AVAILABLE DATA >>
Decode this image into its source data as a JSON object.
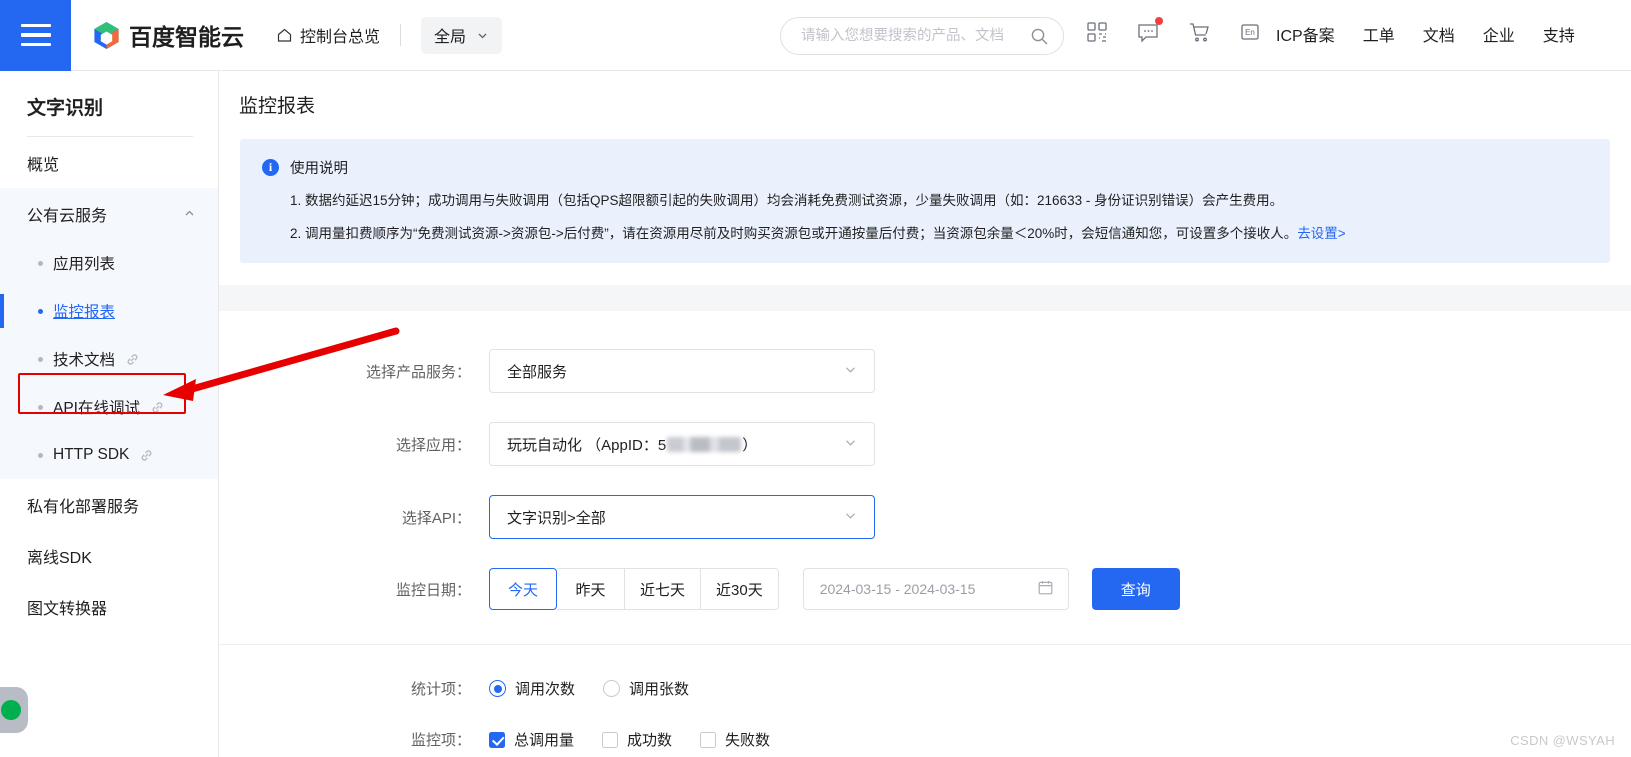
{
  "header": {
    "menu_icon": "hamburger-menu-icon",
    "brand": "百度智能云",
    "home_label": "控制台总览",
    "scope_label": "全局",
    "search_placeholder": "请输入您想要搜索的产品、文档",
    "icons": [
      "qrcode-icon",
      "message-icon",
      "cart-icon",
      "language-en-icon"
    ],
    "links": [
      "ICP备案",
      "工单",
      "文档",
      "企业",
      "支持"
    ]
  },
  "sidebar": {
    "title": "文字识别",
    "overview": "概览",
    "group_label": "公有云服务",
    "items": [
      {
        "label": "应用列表",
        "external": false
      },
      {
        "label": "监控报表",
        "external": false
      },
      {
        "label": "技术文档",
        "external": true
      },
      {
        "label": "API在线调试",
        "external": true
      },
      {
        "label": "HTTP SDK",
        "external": true
      }
    ],
    "bottom_items": [
      "私有化部署服务",
      "离线SDK",
      "图文转换器"
    ]
  },
  "main": {
    "page_title": "监控报表",
    "notice": {
      "title": "使用说明",
      "line1": "1. 数据约延迟15分钟；成功调用与失败调用（包括QPS超限额引起的失败调用）均会消耗免费测试资源，少量失败调用（如：216633 - 身份证识别错误）会产生费用。",
      "line2": "2. 调用量扣费顺序为“免费测试资源->资源包->后付费”，请在资源用尽前及时购买资源包或开通按量后付费；当资源包余量＜20%时，会短信通知您，可设置多个接收人。",
      "line2_link": "去设置>"
    },
    "form": {
      "product_label": "选择产品服务：",
      "product_value": "全部服务",
      "app_label": "选择应用：",
      "app_value_prefix": "玩玩自动化 （AppID：5",
      "app_value_suffix": "）",
      "api_label": "选择API：",
      "api_value": "文字识别>全部",
      "date_label": "监控日期：",
      "date_presets": [
        "今天",
        "昨天",
        "近七天",
        "近30天"
      ],
      "date_preset_active": "今天",
      "date_range_value": "2024-03-15 - 2024-03-15",
      "calendar_icon": "calendar-icon",
      "query_button": "查询",
      "stat_label": "统计项：",
      "stat_options": [
        {
          "label": "调用次数",
          "checked": true
        },
        {
          "label": "调用张数",
          "checked": false
        }
      ],
      "monitor_label": "监控项：",
      "monitor_options": [
        {
          "label": "总调用量",
          "checked": true
        },
        {
          "label": "成功数",
          "checked": false
        },
        {
          "label": "失败数",
          "checked": false
        }
      ]
    }
  },
  "annotations": {
    "highlight_color": "#e60000",
    "highlight_target": "API在线调试"
  },
  "float_widget": {
    "name": "floating-status-widget",
    "dot_color": "#00b04f"
  },
  "watermark": "CSDN @WSYAH",
  "colors": {
    "accent": "#2468f2",
    "notice_bg": "#eaf1fd",
    "annotation": "#e60000"
  }
}
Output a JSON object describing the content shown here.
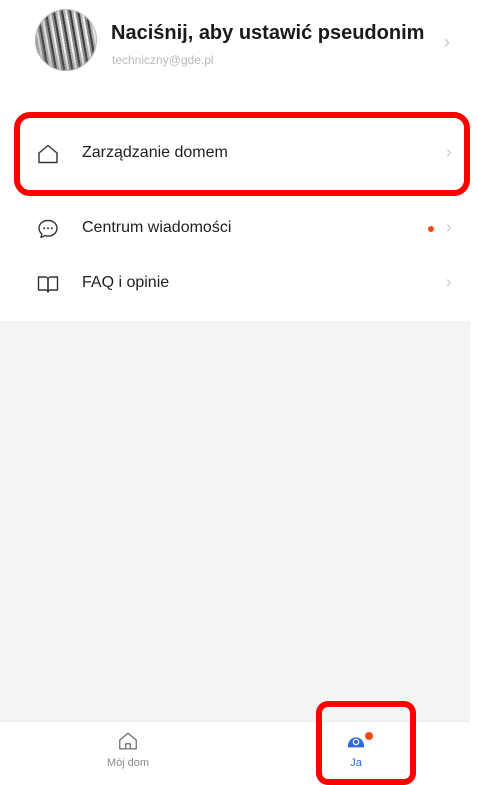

SET TASK >>
Every line above should be returned exactly; the pictures stay out.

WORKED SOLUTION >>
Decode this image into its source data as a JSON object.
{
  "header": {
    "menu_icon": "hamburger-menu-icon",
    "brand": "百度智能云",
    "home_label": "控制台总览",
    "scope_label": "全局",
    "search_placeholder": "请输入您想要搜索的产品、文档",
    "icons": [
      "qrcode-icon",
      "message-icon",
      "cart-icon",
      "language-en-icon"
    ],
    "links": [
      "ICP备案",
      "工单",
      "文档",
      "企业",
      "支持"
    ]
  },
  "sidebar": {
    "title": "文字识别",
    "overview": "概览",
    "group_label": "公有云服务",
    "items": [
      {
        "label": "应用列表",
        "external": false
      },
      {
        "label": "监控报表",
        "external": false
      },
      {
        "label": "技术文档",
        "external": true
      },
      {
        "label": "API在线调试",
        "external": true
      },
      {
        "label": "HTTP SDK",
        "external": true
      }
    ],
    "bottom_items": [
      "私有化部署服务",
      "离线SDK",
      "图文转换器"
    ]
  },
  "main": {
    "page_title": "监控报表",
    "notice": {
      "title": "使用说明",
      "line1": "1. 数据约延迟15分钟；成功调用与失败调用（包括QPS超限额引起的失败调用）均会消耗免费测试资源，少量失败调用（如：216633 - 身份证识别错误）会产生费用。",
      "line2": "2. 调用量扣费顺序为“免费测试资源->资源包->后付费”，请在资源用尽前及时购买资源包或开通按量后付费；当资源包余量＜20%时，会短信通知您，可设置多个接收人。",
      "line2_link": "去设置>"
    },
    "form": {
      "product_label": "选择产品服务：",
      "product_value": "全部服务",
      "app_label": "选择应用：",
      "app_value_prefix": "玩玩自动化 （AppID：5",
      "app_value_suffix": "）",
      "api_label": "选择API：",
      "api_value": "文字识别>全部",
      "date_label": "监控日期：",
      "date_presets": [
        "今天",
        "昨天",
        "近七天",
        "近30天"
      ],
      "date_preset_active": "今天",
      "date_range_value": "2024-03-15 - 2024-03-15",
      "calendar_icon": "calendar-icon",
      "query_button": "查询",
      "stat_label": "统计项：",
      "stat_options": [
        {
          "label": "调用次数",
          "checked": true
        },
        {
          "label": "调用张数",
          "checked": false
        }
      ],
      "monitor_label": "监控项：",
      "monitor_options": [
        {
          "label": "总调用量",
          "checked": true
        },
        {
          "label": "成功数",
          "checked": false
        },
        {
          "label": "失败数",
          "checked": false
        }
      ]
    }
  },
  "annotations": {
    "highlight_color": "#e60000",
    "highlight_target": "API在线调试"
  },
  "float_widget": {
    "name": "floating-status-widget",
    "dot_color": "#00b04f"
  },
  "watermark": "CSDN @WSYAH",
  "colors": {
    "accent": "#2468f2",
    "notice_bg": "#eaf1fd",
    "annotation": "#e60000"
  }
}
Output a JSON object describing the content shown here.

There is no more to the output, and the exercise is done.